DIRECTIONS:
Return the lines where the word "heading" occurs.

INPUT RECORDS:

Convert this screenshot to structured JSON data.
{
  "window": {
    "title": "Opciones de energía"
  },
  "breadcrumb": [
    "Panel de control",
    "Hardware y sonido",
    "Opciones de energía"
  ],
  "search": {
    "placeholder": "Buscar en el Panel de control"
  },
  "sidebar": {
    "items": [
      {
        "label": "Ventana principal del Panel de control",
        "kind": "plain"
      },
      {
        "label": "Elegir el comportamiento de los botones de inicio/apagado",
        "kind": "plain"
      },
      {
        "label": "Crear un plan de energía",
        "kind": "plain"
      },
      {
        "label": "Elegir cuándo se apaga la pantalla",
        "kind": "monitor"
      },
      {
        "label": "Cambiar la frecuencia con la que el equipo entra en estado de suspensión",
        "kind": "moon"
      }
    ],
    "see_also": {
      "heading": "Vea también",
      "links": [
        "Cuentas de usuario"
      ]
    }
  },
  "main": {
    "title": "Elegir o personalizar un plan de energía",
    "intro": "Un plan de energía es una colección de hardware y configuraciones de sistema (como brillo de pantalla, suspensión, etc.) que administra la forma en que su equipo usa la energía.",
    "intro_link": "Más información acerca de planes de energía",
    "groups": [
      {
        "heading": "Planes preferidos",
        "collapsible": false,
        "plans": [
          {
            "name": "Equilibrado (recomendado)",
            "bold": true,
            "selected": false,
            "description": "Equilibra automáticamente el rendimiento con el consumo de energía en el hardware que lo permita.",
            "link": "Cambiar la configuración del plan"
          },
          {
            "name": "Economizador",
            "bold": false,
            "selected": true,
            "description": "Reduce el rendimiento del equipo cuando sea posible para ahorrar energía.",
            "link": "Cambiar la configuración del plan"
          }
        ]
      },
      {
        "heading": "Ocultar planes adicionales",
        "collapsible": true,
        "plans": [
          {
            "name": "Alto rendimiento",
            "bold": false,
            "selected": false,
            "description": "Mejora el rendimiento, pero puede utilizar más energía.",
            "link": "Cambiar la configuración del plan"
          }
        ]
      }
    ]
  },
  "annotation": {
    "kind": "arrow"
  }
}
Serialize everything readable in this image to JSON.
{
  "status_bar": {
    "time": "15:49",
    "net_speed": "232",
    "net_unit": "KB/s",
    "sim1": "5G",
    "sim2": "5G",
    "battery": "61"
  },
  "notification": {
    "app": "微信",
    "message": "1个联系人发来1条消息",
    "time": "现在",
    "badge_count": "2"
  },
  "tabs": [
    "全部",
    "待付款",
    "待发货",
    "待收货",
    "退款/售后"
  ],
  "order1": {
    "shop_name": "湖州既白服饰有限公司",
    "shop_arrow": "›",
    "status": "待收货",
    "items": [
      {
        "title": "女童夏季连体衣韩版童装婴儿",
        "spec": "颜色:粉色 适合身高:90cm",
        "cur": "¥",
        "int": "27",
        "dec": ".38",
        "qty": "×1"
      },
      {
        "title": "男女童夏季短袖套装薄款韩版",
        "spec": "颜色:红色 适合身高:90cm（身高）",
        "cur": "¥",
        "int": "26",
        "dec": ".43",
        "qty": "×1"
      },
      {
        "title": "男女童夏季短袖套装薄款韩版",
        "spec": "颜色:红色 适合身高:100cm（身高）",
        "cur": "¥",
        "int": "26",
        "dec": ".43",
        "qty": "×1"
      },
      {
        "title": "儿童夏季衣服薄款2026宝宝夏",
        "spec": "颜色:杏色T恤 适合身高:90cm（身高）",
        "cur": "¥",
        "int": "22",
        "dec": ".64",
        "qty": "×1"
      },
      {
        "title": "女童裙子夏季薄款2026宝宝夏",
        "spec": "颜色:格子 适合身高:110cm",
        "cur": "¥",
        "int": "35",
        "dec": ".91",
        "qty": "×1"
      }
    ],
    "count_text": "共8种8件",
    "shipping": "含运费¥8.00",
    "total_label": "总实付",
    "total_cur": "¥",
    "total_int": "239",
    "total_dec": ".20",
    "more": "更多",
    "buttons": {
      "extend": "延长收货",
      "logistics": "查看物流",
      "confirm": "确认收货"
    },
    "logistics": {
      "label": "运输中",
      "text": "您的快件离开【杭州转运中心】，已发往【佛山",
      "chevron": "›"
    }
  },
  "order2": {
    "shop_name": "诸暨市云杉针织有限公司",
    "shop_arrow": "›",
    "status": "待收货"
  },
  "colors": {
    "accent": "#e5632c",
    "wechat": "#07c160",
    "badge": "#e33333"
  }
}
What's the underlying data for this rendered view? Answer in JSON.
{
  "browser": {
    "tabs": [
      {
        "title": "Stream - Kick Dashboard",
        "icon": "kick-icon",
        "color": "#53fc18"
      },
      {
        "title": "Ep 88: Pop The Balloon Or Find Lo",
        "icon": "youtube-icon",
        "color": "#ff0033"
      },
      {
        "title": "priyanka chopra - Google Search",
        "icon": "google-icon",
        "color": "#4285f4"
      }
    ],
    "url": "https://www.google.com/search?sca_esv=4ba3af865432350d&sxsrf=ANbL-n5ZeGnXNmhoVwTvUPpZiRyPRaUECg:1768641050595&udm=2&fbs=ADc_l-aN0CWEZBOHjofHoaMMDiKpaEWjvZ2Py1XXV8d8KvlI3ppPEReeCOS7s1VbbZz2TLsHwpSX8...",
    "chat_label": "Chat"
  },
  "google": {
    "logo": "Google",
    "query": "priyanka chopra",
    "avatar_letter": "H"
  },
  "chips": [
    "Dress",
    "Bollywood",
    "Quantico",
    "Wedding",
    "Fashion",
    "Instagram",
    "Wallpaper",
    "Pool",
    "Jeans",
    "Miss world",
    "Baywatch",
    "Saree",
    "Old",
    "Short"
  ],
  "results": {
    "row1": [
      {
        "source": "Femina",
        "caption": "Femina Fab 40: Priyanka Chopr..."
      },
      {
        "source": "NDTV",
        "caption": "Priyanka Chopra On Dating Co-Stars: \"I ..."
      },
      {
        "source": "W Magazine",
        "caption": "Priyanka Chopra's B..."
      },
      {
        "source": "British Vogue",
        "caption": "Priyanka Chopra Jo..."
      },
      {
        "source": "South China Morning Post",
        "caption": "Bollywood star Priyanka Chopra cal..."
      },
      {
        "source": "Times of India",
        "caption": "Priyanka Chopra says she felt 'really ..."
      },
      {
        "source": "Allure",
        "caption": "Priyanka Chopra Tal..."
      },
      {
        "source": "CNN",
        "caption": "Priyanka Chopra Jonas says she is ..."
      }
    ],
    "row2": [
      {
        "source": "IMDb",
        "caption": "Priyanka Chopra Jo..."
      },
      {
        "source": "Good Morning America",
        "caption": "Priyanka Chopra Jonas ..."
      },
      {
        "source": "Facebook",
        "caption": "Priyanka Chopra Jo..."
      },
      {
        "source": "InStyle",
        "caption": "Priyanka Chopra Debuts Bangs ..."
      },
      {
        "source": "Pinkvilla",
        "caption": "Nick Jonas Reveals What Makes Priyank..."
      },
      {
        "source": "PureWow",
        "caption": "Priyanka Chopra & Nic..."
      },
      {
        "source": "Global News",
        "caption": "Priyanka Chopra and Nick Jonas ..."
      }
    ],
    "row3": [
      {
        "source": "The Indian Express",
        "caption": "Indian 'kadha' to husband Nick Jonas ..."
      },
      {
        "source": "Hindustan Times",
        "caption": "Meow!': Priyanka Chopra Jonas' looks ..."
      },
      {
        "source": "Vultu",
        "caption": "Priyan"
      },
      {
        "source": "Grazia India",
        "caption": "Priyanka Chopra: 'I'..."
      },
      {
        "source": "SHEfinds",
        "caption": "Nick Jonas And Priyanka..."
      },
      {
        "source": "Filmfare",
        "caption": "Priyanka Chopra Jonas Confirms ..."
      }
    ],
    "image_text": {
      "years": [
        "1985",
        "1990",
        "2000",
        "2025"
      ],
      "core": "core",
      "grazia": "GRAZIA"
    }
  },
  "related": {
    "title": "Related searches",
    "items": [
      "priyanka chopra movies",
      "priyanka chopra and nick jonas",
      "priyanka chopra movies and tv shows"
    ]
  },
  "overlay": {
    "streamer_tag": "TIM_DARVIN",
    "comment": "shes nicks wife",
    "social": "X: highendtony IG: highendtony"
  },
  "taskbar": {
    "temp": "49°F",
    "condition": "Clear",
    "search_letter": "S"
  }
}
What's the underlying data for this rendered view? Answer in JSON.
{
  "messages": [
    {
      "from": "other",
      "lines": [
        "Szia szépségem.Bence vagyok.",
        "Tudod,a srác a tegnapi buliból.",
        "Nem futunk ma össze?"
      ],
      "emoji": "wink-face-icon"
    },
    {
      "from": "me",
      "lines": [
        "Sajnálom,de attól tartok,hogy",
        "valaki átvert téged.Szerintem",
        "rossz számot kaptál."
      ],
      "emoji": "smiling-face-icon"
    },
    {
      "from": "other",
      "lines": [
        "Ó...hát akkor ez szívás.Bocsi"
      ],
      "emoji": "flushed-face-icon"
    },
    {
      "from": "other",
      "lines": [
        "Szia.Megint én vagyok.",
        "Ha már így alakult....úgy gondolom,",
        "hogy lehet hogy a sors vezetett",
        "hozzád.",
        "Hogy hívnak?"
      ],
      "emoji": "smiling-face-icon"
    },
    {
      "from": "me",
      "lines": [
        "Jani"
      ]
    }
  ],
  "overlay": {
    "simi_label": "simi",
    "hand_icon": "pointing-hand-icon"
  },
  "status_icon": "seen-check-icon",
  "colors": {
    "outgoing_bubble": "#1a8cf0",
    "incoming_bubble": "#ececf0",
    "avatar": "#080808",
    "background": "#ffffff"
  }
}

EXERCISE RESULT:
      "heading": "Vea también",
        "heading": "Planes preferidos",
        "heading": "Ocultar planes adicionales",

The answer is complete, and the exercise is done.